:: Supplied material

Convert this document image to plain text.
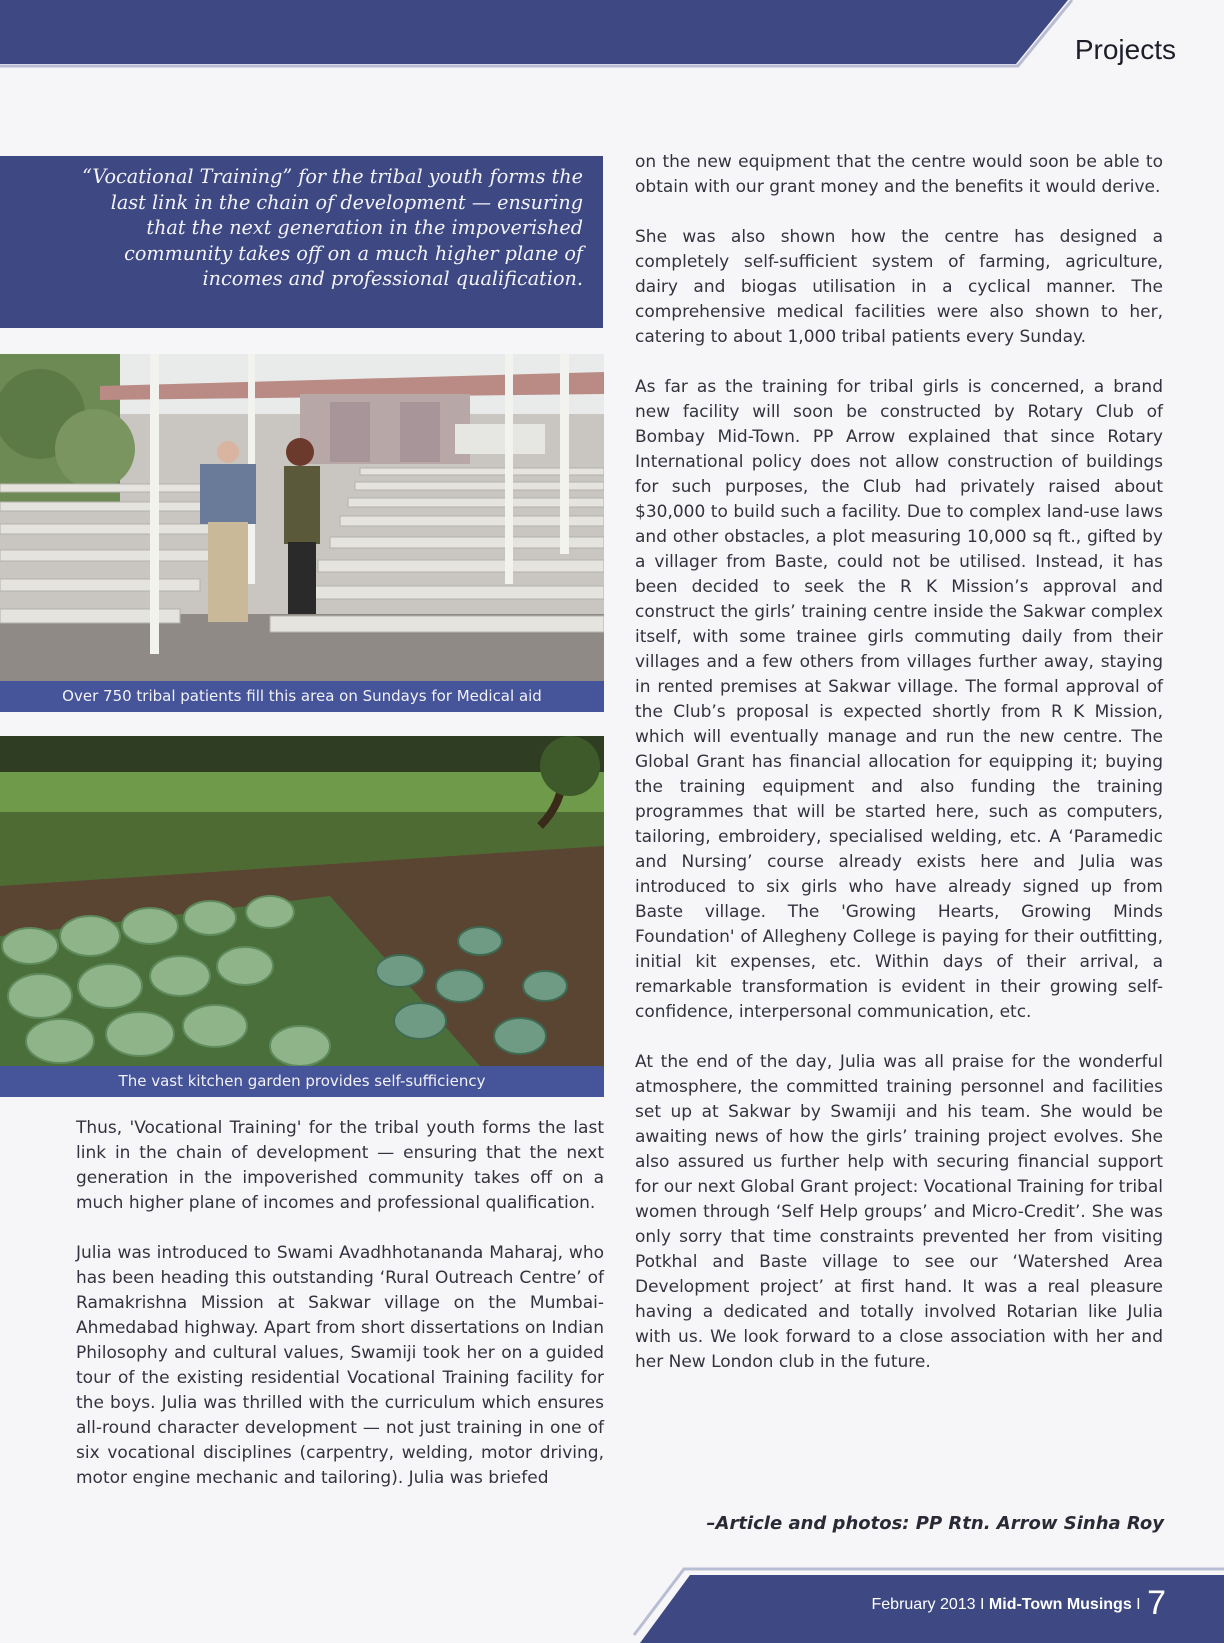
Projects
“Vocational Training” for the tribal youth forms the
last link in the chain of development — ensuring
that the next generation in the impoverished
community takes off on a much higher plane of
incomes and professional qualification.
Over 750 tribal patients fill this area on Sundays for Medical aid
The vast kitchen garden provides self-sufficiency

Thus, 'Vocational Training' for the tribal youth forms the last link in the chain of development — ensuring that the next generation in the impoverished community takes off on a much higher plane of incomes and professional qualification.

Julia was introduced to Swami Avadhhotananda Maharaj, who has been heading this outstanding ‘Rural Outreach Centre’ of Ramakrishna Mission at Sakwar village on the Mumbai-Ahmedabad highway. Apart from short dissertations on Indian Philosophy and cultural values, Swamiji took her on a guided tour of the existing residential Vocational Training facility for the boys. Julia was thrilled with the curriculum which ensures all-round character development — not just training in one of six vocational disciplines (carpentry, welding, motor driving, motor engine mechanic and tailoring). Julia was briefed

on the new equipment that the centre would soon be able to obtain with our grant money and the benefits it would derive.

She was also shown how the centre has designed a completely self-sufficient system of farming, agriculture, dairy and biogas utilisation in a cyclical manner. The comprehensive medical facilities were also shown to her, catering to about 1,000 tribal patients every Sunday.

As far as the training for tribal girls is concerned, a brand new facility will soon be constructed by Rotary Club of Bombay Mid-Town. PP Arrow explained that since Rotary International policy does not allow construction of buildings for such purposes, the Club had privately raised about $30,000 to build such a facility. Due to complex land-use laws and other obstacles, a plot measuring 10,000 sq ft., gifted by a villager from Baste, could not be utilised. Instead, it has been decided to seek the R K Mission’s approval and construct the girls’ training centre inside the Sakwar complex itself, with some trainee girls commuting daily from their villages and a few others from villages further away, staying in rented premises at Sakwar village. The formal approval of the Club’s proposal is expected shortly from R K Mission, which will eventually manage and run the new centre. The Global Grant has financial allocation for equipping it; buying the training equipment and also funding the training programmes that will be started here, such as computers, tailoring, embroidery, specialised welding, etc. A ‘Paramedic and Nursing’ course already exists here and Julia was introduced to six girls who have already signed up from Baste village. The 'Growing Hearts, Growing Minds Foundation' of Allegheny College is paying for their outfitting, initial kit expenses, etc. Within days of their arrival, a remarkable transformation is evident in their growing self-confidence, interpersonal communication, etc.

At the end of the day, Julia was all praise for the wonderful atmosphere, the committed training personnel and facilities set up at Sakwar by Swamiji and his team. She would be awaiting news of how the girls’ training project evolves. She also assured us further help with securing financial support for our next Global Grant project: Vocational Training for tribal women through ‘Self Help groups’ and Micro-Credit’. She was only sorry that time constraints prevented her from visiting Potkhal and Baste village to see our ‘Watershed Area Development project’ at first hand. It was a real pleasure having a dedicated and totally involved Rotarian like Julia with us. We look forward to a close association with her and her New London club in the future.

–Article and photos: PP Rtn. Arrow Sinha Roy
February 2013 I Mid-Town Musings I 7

::::
:: Supplied material

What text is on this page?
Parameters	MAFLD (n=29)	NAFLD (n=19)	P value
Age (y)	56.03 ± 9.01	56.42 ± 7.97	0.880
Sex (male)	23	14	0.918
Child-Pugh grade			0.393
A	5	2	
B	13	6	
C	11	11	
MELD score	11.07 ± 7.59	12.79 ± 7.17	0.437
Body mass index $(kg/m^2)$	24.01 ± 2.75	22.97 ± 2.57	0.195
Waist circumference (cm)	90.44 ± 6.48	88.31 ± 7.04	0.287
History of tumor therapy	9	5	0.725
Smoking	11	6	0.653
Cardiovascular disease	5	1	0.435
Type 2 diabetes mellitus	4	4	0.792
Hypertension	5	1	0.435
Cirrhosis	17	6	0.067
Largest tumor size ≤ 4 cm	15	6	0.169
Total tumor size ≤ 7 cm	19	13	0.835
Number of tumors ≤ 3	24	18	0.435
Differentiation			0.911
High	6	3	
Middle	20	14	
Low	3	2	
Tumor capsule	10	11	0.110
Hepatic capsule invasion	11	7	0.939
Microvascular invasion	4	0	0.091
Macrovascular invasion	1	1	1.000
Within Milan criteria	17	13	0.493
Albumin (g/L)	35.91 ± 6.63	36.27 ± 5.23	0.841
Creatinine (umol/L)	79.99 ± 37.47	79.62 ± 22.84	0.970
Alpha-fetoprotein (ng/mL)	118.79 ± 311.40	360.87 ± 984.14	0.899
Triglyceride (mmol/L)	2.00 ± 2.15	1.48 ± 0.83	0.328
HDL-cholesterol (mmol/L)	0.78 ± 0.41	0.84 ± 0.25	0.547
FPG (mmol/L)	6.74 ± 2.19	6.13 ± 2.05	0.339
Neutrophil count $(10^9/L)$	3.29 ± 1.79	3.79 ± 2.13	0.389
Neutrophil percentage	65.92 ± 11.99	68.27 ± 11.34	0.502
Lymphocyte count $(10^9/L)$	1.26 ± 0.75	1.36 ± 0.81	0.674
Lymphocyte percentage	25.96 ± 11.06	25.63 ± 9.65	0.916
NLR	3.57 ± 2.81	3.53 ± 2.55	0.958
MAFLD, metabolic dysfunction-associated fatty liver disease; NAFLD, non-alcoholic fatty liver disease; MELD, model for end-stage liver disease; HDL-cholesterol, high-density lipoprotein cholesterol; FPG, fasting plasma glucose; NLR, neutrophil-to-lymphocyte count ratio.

::::

» Instructions to follow:
Which lines in the entries above contain "professional"? Pull each of them out.

» Result of the exercise:
incomes and professional qualification.
Thus, 'Vocational Training' for the tribal youth forms the last link in the chain of development — ensuring that the next generation in the impoverished community takes off on a much higher plane of incomes and professional qualification.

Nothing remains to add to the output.